◆ **Records contained in a dataset**:
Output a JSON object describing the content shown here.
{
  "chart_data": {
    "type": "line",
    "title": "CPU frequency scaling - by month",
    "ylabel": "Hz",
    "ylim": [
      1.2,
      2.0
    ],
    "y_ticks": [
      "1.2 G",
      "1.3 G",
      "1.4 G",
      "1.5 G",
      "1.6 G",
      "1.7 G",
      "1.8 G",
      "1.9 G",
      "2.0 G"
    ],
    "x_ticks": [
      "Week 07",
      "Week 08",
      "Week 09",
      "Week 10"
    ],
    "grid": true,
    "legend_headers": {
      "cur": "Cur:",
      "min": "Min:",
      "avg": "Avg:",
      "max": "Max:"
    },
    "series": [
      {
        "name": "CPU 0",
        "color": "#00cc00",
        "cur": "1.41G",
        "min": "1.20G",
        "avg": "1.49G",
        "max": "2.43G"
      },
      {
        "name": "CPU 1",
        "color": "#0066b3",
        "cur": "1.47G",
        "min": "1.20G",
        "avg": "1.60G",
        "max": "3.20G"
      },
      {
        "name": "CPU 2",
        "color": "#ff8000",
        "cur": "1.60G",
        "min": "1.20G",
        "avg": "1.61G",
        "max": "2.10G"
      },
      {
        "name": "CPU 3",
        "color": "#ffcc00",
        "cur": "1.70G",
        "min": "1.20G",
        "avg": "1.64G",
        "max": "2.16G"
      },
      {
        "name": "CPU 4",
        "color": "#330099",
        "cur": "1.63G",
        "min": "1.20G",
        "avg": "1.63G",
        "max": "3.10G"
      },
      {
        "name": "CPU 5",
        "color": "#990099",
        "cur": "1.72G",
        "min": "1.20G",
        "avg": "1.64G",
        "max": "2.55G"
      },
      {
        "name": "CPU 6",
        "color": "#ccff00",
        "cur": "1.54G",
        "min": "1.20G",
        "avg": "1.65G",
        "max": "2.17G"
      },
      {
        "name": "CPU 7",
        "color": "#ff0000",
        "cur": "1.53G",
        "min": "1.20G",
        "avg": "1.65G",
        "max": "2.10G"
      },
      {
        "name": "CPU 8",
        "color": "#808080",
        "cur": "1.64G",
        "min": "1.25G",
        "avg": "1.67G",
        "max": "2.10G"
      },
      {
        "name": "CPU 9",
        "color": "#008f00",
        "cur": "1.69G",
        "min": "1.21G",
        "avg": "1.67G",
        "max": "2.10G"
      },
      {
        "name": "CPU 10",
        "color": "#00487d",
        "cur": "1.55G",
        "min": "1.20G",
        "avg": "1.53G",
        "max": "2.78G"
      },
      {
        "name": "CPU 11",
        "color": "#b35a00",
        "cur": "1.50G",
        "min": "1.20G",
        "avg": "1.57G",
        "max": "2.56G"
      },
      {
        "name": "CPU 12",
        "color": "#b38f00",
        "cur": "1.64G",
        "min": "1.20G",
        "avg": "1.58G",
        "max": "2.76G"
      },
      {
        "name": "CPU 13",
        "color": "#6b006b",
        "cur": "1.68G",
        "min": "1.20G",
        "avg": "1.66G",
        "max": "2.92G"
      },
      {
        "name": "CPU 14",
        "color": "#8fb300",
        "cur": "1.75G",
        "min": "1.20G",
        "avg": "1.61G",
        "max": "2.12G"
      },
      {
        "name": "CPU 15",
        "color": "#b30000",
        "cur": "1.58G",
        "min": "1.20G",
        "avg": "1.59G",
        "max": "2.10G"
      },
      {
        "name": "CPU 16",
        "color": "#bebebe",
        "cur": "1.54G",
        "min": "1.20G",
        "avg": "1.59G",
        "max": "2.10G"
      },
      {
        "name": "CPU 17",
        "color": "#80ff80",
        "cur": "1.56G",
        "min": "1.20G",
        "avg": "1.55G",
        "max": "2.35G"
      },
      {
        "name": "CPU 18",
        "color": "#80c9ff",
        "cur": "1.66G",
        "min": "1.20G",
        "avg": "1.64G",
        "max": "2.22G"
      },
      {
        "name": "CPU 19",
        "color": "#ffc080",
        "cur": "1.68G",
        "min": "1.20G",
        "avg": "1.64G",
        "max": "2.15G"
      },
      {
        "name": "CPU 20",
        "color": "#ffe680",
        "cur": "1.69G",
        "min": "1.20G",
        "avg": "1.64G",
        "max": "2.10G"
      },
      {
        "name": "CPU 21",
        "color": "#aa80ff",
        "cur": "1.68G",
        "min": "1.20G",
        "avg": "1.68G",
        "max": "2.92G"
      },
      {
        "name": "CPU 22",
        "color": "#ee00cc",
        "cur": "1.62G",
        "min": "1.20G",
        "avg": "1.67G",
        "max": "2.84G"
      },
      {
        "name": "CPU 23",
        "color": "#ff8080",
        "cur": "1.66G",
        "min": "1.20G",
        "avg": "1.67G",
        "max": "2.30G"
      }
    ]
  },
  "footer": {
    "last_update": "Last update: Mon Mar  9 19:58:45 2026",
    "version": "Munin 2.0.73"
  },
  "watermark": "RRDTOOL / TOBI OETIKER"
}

◆ **Short problem**: The records above should be restated word for word, please.

◆ **Final answer**:
Output a JSON object describing the content shown here.
{
  "chart_data": {
    "type": "line",
    "title": "CPU frequency scaling - by month",
    "ylabel": "Hz",
    "ylim": [
      1.2,
      2.0
    ],
    "y_ticks": [
      "1.2 G",
      "1.3 G",
      "1.4 G",
      "1.5 G",
      "1.6 G",
      "1.7 G",
      "1.8 G",
      "1.9 G",
      "2.0 G"
    ],
    "x_ticks": [
      "Week 07",
      "Week 08",
      "Week 09",
      "Week 10"
    ],
    "grid": true,
    "legend_headers": {
      "cur": "Cur:",
      "min": "Min:",
      "avg": "Avg:",
      "max": "Max:"
    },
    "series": [
      {
        "name": "CPU 0",
        "color": "#00cc00",
        "cur": "1.41G",
        "min": "1.20G",
        "avg": "1.49G",
        "max": "2.43G"
      },
      {
        "name": "CPU 1",
        "color": "#0066b3",
        "cur": "1.47G",
        "min": "1.20G",
        "avg": "1.60G",
        "max": "3.20G"
      },
      {
        "name": "CPU 2",
        "color": "#ff8000",
        "cur": "1.60G",
        "min": "1.20G",
        "avg": "1.61G",
        "max": "2.10G"
      },
      {
        "name": "CPU 3",
        "color": "#ffcc00",
        "cur": "1.70G",
        "min": "1.20G",
        "avg": "1.64G",
        "max": "2.16G"
      },
      {
        "name": "CPU 4",
        "color": "#330099",
        "cur": "1.63G",
        "min": "1.20G",
        "avg": "1.63G",
        "max": "3.10G"
      },
      {
        "name": "CPU 5",
        "color": "#990099",
        "cur": "1.72G",
        "min": "1.20G",
        "avg": "1.64G",
        "max": "2.55G"
      },
      {
        "name": "CPU 6",
        "color": "#ccff00",
        "cur": "1.54G",
        "min": "1.20G",
        "avg": "1.65G",
        "max": "2.17G"
      },
      {
        "name": "CPU 7",
        "color": "#ff0000",
        "cur": "1.53G",
        "min": "1.20G",
        "avg": "1.65G",
        "max": "2.10G"
      },
      {
        "name": "CPU 8",
        "color": "#808080",
        "cur": "1.64G",
        "min": "1.25G",
        "avg": "1.67G",
        "max": "2.10G"
      },
      {
        "name": "CPU 9",
        "color": "#008f00",
        "cur": "1.69G",
        "min": "1.21G",
        "avg": "1.67G",
        "max": "2.10G"
      },
      {
        "name": "CPU 10",
        "color": "#00487d",
        "cur": "1.55G",
        "min": "1.20G",
        "avg": "1.53G",
        "max": "2.78G"
      },
      {
        "name": "CPU 11",
        "color": "#b35a00",
        "cur": "1.50G",
        "min": "1.20G",
        "avg": "1.57G",
        "max": "2.56G"
      },
      {
        "name": "CPU 12",
        "color": "#b38f00",
        "cur": "1.64G",
        "min": "1.20G",
        "avg": "1.58G",
        "max": "2.76G"
      },
      {
        "name": "CPU 13",
        "color": "#6b006b",
        "cur": "1.68G",
        "min": "1.20G",
        "avg": "1.66G",
        "max": "2.92G"
      },
      {
        "name": "CPU 14",
        "color": "#8fb300",
        "cur": "1.75G",
        "min": "1.20G",
        "avg": "1.61G",
        "max": "2.12G"
      },
      {
        "name": "CPU 15",
        "color": "#b30000",
        "cur": "1.58G",
        "min": "1.20G",
        "avg": "1.59G",
        "max": "2.10G"
      },
      {
        "name": "CPU 16",
        "color": "#bebebe",
        "cur": "1.54G",
        "min": "1.20G",
        "avg": "1.59G",
        "max": "2.10G"
      },
      {
        "name": "CPU 17",
        "color": "#80ff80",
        "cur": "1.56G",
        "min": "1.20G",
        "avg": "1.55G",
        "max": "2.35G"
      },
      {
        "name": "CPU 18",
        "color": "#80c9ff",
        "cur": "1.66G",
        "min": "1.20G",
        "avg": "1.64G",
        "max": "2.22G"
      },
      {
        "name": "CPU 19",
        "color": "#ffc080",
        "cur": "1.68G",
        "min": "1.20G",
        "avg": "1.64G",
        "max": "2.15G"
      },
      {
        "name": "CPU 20",
        "color": "#ffe680",
        "cur": "1.69G",
        "min": "1.20G",
        "avg": "1.64G",
        "max": "2.10G"
      },
      {
        "name": "CPU 21",
        "color": "#aa80ff",
        "cur": "1.68G",
        "min": "1.20G",
        "avg": "1.68G",
        "max": "2.92G"
      },
      {
        "name": "CPU 22",
        "color": "#ee00cc",
        "cur": "1.62G",
        "min": "1.20G",
        "avg": "1.67G",
        "max": "2.84G"
      },
      {
        "name": "CPU 23",
        "color": "#ff8080",
        "cur": "1.66G",
        "min": "1.20G",
        "avg": "1.67G",
        "max": "2.30G"
      }
    ]
  },
  "footer": {
    "last_update": "Last update: Mon Mar  9 19:58:45 2026",
    "version": "Munin 2.0.73"
  },
  "watermark": "RRDTOOL / TOBI OETIKER"
}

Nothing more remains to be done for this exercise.